→ **DIRECTIONS FOR THIS TASK**:
Copy out the rows below, replacing every instance of "bounding boxes" with "enclosing boxes" and leaving everything else untouched.

→ **RECORD LIST**:
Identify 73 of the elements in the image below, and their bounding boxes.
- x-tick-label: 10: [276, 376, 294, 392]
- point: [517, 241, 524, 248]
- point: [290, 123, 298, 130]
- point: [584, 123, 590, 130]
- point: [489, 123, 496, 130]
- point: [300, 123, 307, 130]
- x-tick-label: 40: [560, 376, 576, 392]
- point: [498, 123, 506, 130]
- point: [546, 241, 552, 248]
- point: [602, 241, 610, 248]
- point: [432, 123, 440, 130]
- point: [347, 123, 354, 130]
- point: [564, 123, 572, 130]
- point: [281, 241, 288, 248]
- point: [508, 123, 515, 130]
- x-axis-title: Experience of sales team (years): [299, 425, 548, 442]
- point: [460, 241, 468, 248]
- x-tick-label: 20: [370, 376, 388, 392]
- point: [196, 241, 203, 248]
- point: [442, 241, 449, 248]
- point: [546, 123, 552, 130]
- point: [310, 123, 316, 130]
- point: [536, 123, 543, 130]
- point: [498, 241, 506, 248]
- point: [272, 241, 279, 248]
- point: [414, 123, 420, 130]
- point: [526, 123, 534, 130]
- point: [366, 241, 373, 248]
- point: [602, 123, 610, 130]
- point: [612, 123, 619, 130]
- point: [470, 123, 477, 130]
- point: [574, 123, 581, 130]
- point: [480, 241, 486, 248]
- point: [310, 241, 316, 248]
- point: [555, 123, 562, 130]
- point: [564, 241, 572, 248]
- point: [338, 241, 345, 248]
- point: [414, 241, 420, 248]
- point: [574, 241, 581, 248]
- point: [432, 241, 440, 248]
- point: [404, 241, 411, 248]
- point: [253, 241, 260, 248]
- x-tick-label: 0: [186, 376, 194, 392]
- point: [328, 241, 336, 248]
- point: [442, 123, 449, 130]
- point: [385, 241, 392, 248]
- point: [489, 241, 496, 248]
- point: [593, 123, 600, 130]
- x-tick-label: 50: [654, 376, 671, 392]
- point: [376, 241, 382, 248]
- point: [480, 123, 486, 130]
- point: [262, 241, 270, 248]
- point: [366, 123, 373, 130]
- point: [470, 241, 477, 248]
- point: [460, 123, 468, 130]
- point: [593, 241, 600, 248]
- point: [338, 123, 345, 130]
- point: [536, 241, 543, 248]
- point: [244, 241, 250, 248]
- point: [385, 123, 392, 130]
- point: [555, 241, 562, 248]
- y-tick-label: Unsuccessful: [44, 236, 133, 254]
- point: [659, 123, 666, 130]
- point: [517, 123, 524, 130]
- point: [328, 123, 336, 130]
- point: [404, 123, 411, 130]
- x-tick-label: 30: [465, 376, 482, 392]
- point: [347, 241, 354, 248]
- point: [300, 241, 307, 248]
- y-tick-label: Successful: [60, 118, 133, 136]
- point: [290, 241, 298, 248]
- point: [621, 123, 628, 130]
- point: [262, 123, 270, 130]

→ **OUTPUT**:
Identify 73 of the elements in the image below, and their enclosing boxes.
- x-tick-label: 10: [276, 376, 294, 392]
- point: [517, 241, 524, 248]
- point: [290, 123, 298, 130]
- point: [584, 123, 590, 130]
- point: [489, 123, 496, 130]
- point: [300, 123, 307, 130]
- x-tick-label: 40: [560, 376, 576, 392]
- point: [498, 123, 506, 130]
- point: [546, 241, 552, 248]
- point: [602, 241, 610, 248]
- point: [432, 123, 440, 130]
- point: [347, 123, 354, 130]
- point: [564, 123, 572, 130]
- point: [281, 241, 288, 248]
- point: [508, 123, 515, 130]
- x-axis-title: Experience of sales team (years): [299, 425, 548, 442]
- point: [460, 241, 468, 248]
- x-tick-label: 20: [370, 376, 388, 392]
- point: [196, 241, 203, 248]
- point: [442, 241, 449, 248]
- point: [546, 123, 552, 130]
- point: [310, 123, 316, 130]
- point: [536, 123, 543, 130]
- point: [498, 241, 506, 248]
- point: [272, 241, 279, 248]
- point: [414, 123, 420, 130]
- point: [526, 123, 534, 130]
- point: [366, 241, 373, 248]
- point: [602, 123, 610, 130]
- point: [612, 123, 619, 130]
- point: [470, 123, 477, 130]
- point: [574, 123, 581, 130]
- point: [480, 241, 486, 248]
- point: [310, 241, 316, 248]
- point: [555, 123, 562, 130]
- point: [564, 241, 572, 248]
- point: [338, 241, 345, 248]
- point: [414, 241, 420, 248]
- point: [574, 241, 581, 248]
- point: [432, 241, 440, 248]
- point: [404, 241, 411, 248]
- point: [253, 241, 260, 248]
- x-tick-label: 0: [186, 376, 194, 392]
- point: [328, 241, 336, 248]
- point: [442, 123, 449, 130]
- point: [385, 241, 392, 248]
- point: [489, 241, 496, 248]
- point: [593, 123, 600, 130]
- x-tick-label: 50: [654, 376, 671, 392]
- point: [376, 241, 382, 248]
- point: [480, 123, 486, 130]
- point: [262, 241, 270, 248]
- point: [366, 123, 373, 130]
- point: [470, 241, 477, 248]
- point: [460, 123, 468, 130]
- point: [593, 241, 600, 248]
- point: [338, 123, 345, 130]
- point: [536, 241, 543, 248]
- point: [244, 241, 250, 248]
- point: [385, 123, 392, 130]
- point: [555, 241, 562, 248]
- y-tick-label: Unsuccessful: [44, 236, 133, 254]
- point: [659, 123, 666, 130]
- point: [517, 123, 524, 130]
- point: [328, 123, 336, 130]
- point: [404, 123, 411, 130]
- x-tick-label: 30: [465, 376, 482, 392]
- point: [347, 241, 354, 248]
- point: [300, 241, 307, 248]
- y-tick-label: Successful: [60, 118, 133, 136]
- point: [290, 241, 298, 248]
- point: [621, 123, 628, 130]
- point: [262, 123, 270, 130]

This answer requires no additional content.